§ **WHAT THIS TASK INVOLVES**
Check every line of the entries below for the word "Wellbeing", and copy the ones that have it.

* BEGIN SUPPLIED RECORDS *

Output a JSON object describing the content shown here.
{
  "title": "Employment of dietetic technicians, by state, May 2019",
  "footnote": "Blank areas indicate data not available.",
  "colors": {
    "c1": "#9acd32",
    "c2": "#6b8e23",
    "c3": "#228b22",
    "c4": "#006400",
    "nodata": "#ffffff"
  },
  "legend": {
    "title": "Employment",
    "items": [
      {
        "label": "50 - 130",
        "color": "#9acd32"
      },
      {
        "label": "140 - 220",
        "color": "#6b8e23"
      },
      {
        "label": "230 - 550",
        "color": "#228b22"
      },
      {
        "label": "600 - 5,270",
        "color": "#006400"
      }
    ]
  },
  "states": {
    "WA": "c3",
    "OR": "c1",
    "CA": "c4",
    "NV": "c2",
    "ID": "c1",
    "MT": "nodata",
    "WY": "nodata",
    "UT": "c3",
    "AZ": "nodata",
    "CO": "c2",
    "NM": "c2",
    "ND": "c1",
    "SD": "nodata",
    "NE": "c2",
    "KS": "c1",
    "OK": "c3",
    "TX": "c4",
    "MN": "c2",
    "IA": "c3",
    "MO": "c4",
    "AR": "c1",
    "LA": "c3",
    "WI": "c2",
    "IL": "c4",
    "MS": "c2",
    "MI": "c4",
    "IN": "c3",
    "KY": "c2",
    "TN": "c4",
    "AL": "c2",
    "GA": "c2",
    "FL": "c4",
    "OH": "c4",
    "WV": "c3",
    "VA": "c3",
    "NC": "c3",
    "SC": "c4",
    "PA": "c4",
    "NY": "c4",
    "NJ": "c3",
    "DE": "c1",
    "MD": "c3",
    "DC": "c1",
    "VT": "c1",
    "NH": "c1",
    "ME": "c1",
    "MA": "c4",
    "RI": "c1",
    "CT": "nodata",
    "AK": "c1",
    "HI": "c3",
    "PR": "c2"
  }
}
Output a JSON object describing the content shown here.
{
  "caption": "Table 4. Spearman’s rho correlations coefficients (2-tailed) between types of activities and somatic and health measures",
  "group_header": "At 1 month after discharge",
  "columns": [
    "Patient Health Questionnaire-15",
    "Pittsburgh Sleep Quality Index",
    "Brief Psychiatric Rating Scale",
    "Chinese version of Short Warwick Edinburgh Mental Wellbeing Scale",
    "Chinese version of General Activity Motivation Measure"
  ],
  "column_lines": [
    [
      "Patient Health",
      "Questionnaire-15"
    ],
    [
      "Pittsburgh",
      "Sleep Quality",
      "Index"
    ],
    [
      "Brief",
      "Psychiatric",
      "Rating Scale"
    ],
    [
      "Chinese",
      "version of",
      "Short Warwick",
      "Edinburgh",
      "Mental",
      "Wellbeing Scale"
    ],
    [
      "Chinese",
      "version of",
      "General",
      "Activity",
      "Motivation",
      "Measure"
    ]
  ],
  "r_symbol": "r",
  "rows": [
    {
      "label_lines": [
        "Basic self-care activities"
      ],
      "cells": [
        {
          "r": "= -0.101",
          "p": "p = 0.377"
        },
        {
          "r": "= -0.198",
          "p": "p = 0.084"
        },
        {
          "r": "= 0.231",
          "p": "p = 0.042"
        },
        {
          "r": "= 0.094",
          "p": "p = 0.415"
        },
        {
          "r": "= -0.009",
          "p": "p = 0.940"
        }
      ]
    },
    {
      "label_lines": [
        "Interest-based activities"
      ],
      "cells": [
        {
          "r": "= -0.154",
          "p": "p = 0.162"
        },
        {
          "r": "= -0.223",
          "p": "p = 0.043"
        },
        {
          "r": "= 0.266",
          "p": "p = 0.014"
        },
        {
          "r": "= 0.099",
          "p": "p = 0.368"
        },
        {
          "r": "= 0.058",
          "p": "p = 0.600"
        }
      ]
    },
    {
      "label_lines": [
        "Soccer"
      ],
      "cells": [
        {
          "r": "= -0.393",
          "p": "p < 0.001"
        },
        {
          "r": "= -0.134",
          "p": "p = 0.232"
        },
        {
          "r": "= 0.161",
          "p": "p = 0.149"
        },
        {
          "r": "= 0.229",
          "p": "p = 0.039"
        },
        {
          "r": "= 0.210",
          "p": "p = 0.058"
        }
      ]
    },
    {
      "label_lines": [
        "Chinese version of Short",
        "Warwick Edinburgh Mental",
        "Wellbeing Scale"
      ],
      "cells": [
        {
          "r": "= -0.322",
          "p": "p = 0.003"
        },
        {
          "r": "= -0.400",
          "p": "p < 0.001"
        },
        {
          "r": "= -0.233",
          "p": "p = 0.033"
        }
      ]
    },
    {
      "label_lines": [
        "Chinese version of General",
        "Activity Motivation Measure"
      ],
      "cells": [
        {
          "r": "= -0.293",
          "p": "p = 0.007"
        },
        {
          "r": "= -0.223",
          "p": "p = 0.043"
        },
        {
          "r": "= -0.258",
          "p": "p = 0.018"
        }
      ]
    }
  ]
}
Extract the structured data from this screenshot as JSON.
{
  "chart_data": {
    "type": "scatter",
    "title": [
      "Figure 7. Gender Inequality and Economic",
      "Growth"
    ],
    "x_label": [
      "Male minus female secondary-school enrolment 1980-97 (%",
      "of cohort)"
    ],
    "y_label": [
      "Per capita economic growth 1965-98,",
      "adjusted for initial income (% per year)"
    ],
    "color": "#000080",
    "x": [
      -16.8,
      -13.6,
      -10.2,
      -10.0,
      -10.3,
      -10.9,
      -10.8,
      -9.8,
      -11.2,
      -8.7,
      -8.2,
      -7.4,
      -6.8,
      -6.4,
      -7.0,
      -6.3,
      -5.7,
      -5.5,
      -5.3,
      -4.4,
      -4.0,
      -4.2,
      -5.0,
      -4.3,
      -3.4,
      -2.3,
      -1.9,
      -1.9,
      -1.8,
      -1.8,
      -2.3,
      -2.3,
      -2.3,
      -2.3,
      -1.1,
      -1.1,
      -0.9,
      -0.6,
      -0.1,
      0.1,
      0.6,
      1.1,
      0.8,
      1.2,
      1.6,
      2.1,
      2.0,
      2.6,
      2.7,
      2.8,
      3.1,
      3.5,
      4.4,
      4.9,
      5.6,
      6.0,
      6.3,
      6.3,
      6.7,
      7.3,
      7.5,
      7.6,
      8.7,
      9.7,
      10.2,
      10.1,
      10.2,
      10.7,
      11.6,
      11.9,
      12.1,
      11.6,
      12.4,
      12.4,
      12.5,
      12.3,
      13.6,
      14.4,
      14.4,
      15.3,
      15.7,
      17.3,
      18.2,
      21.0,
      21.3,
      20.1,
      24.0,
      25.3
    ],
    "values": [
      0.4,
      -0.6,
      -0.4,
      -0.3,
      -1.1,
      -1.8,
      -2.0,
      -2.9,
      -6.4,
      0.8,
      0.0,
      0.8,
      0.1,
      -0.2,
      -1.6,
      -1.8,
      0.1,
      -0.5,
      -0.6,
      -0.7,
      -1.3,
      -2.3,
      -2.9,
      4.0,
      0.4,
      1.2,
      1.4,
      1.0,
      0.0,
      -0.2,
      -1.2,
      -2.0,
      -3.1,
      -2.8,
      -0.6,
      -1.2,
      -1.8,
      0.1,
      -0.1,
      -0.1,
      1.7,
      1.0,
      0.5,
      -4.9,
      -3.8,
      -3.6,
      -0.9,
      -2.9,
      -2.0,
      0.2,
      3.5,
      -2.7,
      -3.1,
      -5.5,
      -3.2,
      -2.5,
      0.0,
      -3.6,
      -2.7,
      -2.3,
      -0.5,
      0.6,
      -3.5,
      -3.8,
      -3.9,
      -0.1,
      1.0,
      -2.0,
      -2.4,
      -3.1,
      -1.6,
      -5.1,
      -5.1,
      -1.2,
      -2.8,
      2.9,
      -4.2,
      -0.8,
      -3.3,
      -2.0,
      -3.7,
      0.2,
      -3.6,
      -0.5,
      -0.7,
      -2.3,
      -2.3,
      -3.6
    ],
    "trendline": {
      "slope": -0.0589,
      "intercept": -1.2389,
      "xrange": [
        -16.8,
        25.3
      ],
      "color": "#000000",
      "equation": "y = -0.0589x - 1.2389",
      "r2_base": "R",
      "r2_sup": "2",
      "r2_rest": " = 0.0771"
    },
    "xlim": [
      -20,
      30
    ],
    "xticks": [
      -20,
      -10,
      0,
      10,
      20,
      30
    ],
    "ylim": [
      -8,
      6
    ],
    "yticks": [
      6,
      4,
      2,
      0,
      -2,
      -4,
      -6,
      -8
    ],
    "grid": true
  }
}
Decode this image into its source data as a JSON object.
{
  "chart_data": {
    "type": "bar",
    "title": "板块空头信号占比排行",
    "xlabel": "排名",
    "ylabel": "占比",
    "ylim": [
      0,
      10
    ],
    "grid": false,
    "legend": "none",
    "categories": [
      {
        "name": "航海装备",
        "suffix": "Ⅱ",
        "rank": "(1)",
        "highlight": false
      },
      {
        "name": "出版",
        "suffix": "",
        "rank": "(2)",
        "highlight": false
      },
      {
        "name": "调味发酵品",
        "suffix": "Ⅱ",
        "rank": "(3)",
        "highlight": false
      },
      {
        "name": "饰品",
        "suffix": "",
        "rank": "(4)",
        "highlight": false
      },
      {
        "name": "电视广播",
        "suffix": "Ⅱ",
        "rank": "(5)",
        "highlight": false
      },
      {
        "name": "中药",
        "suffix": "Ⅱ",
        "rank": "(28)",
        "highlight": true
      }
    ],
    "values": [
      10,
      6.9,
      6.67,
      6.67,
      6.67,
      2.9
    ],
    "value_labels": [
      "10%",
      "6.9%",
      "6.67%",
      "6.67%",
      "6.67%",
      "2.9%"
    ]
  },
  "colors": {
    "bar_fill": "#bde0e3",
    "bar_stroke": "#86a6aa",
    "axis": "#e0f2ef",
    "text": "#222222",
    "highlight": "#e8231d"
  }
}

* END SUPPLIED RECORDS *

§ **RESULT FOR THIS EXERCISE**
    "Chinese version of Short Warwick Edinburgh Mental Wellbeing Scale",
      "Wellbeing Scale"
        "Wellbeing Scale"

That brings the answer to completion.